Entries:
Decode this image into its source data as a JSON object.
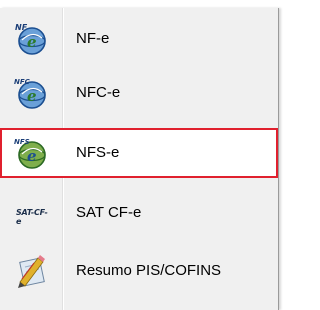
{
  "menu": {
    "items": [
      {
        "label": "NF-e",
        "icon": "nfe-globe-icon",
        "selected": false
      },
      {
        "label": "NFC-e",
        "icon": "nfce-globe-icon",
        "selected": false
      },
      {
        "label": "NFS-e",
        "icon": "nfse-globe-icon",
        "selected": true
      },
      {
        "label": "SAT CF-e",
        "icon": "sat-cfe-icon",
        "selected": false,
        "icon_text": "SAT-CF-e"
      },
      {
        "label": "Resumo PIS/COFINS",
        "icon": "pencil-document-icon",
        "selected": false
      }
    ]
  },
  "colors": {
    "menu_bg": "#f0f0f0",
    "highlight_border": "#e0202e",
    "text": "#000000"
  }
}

==

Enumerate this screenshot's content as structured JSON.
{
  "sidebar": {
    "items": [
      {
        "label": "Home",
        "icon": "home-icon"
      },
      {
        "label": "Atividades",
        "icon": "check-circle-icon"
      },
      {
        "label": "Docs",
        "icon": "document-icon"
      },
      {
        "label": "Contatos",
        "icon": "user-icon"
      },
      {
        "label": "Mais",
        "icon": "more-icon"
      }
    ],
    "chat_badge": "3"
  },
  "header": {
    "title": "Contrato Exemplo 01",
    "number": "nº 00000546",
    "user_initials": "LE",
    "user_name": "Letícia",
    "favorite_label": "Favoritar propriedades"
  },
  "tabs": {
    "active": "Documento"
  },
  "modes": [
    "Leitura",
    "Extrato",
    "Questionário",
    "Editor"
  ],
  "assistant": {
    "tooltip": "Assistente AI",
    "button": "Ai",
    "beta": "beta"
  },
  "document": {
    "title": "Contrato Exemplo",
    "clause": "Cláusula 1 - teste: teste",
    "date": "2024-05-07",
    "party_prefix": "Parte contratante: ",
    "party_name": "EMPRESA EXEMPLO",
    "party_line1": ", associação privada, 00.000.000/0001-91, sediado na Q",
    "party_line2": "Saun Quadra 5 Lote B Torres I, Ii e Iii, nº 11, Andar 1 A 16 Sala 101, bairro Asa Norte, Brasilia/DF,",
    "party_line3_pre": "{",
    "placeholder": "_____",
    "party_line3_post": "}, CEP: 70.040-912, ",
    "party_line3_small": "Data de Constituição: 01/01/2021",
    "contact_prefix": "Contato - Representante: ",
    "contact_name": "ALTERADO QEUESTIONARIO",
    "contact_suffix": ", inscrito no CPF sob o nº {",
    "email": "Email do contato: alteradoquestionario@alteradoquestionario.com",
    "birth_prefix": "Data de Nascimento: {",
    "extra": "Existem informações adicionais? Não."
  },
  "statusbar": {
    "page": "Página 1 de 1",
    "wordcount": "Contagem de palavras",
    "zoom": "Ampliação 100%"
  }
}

Directions:
Pull every line containing "title" from the material above.

Response to this exercise:
    "title": "Contrato Exemplo 01",
    "title": "Contrato Exemplo",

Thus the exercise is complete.